***** SUPPLIED DATA
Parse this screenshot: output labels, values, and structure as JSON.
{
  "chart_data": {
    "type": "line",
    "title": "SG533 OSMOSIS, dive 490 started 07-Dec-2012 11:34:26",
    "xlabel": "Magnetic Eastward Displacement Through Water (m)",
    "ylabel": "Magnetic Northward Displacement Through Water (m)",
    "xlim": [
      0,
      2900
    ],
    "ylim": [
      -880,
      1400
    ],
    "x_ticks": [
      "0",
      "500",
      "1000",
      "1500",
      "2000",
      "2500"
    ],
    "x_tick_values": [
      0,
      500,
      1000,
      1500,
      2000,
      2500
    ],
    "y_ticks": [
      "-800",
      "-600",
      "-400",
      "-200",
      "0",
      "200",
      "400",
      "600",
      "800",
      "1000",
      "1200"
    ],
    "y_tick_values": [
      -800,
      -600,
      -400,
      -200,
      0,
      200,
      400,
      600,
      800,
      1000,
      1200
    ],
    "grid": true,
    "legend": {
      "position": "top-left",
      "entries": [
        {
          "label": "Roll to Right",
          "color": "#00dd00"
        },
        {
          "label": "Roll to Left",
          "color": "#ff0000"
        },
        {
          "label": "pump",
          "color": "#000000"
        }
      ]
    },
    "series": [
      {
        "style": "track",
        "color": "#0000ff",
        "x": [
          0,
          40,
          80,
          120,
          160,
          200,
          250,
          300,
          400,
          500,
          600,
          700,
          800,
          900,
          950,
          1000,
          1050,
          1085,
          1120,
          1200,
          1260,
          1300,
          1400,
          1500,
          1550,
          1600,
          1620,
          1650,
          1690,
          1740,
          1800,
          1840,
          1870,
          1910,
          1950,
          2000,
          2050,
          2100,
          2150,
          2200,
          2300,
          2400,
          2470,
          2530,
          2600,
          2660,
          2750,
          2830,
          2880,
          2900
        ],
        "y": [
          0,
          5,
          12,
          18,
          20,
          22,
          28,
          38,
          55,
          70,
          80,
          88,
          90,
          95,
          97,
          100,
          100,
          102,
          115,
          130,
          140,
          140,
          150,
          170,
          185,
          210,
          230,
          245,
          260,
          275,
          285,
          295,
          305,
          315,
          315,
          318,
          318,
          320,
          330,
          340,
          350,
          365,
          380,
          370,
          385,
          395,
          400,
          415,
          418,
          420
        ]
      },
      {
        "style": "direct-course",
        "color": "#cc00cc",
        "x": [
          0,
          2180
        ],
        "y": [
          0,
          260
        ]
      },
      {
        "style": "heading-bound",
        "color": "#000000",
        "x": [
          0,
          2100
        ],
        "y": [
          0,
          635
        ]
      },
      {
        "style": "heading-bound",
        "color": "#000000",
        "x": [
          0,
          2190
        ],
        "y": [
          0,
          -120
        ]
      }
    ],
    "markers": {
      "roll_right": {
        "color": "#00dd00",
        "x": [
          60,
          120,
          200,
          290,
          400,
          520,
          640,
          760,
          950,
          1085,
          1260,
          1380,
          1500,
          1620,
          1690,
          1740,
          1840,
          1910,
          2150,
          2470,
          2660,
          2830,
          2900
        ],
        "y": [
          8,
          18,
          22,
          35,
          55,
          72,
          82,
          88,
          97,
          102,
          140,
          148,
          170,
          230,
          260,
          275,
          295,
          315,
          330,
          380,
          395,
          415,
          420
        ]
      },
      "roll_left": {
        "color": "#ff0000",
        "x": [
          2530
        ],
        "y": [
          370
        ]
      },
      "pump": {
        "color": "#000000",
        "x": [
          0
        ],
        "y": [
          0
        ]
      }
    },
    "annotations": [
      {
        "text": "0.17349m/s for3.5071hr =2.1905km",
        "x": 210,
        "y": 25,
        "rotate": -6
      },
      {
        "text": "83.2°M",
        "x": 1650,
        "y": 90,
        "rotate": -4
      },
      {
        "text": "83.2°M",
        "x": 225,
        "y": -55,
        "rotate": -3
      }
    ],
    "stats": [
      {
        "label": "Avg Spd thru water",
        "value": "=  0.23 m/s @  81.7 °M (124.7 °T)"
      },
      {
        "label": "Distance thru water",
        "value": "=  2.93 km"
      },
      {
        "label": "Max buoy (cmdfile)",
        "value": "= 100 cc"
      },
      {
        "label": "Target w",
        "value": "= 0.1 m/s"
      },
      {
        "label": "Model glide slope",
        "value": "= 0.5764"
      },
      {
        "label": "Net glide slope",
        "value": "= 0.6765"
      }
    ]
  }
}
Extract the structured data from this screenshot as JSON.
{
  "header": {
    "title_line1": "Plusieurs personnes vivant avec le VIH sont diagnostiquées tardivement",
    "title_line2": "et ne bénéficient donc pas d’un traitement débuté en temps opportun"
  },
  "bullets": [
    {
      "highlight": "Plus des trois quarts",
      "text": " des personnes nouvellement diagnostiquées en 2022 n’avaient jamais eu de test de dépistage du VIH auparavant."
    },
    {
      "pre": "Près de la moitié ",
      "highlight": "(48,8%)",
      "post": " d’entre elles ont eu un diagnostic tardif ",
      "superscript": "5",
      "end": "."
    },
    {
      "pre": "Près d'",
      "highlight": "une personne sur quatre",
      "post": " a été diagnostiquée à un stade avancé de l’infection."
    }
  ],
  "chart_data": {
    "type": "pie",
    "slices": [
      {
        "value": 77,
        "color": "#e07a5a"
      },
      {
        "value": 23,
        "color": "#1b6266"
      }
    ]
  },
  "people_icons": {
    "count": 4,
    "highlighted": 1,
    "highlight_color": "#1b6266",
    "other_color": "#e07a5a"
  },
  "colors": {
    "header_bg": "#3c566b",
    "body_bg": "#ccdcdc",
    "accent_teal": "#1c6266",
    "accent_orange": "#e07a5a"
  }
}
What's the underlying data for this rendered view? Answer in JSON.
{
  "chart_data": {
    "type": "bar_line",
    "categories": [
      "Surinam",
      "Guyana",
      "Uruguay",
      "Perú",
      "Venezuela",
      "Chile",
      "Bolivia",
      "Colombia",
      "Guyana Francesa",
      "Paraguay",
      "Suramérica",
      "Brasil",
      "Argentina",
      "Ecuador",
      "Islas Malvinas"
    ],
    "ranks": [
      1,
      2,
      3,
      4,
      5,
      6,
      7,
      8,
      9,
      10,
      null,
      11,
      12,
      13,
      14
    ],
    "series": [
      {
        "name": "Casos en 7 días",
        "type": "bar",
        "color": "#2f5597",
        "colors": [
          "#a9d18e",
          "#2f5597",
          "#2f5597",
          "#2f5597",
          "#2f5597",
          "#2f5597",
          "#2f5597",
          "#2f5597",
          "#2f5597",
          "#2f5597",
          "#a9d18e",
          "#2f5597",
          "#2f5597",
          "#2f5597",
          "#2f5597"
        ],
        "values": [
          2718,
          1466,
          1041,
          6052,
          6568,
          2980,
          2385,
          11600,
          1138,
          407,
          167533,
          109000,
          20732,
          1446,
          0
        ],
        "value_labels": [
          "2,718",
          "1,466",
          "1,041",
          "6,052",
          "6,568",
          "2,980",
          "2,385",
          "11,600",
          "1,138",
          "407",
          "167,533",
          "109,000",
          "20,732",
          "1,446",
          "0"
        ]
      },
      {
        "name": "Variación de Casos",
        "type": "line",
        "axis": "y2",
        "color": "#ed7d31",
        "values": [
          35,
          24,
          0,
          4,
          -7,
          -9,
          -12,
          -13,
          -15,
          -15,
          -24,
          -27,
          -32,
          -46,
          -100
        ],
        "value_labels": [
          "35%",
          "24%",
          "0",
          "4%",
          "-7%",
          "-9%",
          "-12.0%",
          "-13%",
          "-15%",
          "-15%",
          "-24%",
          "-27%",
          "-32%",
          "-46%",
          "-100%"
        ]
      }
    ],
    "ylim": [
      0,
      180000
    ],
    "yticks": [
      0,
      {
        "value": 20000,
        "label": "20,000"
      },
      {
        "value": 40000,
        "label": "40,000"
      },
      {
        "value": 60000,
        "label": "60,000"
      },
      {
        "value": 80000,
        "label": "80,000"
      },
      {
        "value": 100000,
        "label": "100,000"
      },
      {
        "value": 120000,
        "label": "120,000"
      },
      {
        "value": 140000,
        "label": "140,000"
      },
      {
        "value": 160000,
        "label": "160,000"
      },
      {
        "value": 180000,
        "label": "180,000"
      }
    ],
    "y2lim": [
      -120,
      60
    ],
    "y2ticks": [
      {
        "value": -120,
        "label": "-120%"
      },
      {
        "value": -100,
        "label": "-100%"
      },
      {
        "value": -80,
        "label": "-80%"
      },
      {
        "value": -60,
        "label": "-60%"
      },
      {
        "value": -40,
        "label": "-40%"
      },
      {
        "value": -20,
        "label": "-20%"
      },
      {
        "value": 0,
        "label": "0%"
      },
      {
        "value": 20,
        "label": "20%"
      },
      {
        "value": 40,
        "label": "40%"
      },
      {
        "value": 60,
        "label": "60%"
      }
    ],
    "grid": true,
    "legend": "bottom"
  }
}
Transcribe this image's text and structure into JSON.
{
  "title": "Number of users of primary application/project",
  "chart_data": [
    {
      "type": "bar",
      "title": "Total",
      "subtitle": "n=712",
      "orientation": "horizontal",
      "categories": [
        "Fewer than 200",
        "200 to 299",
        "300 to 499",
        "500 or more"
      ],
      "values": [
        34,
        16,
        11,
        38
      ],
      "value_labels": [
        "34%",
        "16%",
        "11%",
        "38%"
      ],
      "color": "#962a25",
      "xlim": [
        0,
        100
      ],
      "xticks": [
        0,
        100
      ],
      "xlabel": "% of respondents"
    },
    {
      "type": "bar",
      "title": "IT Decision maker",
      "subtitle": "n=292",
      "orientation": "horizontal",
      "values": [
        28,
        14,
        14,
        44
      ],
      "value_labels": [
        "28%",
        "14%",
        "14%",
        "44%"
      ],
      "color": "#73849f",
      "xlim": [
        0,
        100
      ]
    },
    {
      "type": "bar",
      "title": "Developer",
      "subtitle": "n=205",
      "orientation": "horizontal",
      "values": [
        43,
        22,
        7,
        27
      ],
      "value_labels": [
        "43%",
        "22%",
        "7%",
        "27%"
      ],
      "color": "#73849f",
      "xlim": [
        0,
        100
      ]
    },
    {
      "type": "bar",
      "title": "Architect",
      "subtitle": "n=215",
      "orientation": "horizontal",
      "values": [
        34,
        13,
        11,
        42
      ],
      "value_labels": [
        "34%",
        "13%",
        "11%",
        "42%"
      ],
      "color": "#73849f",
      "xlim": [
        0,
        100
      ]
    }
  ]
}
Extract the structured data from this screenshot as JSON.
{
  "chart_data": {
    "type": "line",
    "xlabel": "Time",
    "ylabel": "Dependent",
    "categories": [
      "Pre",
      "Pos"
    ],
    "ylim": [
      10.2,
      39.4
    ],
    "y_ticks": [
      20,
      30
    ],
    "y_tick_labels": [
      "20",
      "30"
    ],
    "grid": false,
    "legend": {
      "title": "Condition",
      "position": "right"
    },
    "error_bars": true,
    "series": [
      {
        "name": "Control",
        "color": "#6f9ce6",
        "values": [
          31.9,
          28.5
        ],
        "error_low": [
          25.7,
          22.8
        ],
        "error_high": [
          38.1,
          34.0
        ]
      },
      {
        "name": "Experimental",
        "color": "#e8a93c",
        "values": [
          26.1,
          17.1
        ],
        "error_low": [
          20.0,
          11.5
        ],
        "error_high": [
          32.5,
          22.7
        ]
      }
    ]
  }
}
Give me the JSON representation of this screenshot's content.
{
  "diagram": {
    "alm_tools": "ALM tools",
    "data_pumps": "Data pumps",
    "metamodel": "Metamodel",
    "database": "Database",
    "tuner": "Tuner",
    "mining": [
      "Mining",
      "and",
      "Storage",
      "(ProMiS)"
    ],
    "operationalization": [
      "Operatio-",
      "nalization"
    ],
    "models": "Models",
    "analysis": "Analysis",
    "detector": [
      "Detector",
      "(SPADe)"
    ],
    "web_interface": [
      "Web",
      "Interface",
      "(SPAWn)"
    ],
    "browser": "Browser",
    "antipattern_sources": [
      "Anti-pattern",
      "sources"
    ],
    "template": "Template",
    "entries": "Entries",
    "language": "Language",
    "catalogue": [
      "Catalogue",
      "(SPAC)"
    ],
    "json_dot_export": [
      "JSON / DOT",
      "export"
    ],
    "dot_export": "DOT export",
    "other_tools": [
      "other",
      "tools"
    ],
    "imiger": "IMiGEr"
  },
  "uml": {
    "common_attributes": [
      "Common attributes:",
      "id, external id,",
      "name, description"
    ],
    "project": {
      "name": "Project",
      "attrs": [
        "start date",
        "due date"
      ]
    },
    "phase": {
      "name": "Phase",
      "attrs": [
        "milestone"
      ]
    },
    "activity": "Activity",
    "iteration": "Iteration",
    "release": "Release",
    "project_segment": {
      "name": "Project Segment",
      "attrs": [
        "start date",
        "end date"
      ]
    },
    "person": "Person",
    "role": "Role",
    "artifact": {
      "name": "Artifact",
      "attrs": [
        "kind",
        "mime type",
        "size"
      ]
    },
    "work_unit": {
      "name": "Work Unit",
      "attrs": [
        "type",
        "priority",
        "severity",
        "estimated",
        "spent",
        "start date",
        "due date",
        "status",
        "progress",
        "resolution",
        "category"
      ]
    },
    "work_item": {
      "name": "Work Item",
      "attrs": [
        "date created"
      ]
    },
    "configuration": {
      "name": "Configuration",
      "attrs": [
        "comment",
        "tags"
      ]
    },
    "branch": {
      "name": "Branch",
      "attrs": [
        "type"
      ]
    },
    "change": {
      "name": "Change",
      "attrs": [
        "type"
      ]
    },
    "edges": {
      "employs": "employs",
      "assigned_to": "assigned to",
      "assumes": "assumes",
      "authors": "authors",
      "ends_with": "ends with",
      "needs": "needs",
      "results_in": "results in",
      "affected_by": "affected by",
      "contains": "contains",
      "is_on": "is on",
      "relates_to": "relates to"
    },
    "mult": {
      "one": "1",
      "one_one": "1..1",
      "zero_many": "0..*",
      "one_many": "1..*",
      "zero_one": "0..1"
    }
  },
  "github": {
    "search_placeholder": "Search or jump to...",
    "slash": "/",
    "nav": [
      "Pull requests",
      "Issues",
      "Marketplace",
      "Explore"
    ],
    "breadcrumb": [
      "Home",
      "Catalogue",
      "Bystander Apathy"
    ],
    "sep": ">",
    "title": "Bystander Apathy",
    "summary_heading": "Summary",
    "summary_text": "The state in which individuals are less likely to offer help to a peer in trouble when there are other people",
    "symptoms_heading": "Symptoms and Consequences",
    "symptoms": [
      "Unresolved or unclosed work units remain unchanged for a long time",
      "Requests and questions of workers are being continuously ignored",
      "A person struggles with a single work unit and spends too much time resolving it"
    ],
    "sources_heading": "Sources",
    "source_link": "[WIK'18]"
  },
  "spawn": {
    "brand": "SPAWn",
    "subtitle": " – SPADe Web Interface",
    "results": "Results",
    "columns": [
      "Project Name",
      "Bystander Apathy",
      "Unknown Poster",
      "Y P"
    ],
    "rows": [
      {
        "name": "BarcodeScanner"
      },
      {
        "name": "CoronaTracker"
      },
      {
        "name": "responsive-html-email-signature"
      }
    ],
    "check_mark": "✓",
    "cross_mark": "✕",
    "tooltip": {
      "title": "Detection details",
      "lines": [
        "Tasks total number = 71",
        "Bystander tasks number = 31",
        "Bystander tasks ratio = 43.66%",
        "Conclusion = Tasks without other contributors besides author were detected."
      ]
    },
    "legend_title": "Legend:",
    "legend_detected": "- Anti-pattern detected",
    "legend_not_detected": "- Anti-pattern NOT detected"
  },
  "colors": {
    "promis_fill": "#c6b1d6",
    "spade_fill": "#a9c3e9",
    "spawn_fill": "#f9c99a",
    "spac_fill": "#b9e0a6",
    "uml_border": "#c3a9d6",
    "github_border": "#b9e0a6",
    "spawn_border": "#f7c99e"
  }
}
**********
Isolate the lines above that contain the word "slope" and copy them.

▶ [RESULT OF THE EXERCISE]
        "label": "Model glide slope",
        "label": "Net glide slope",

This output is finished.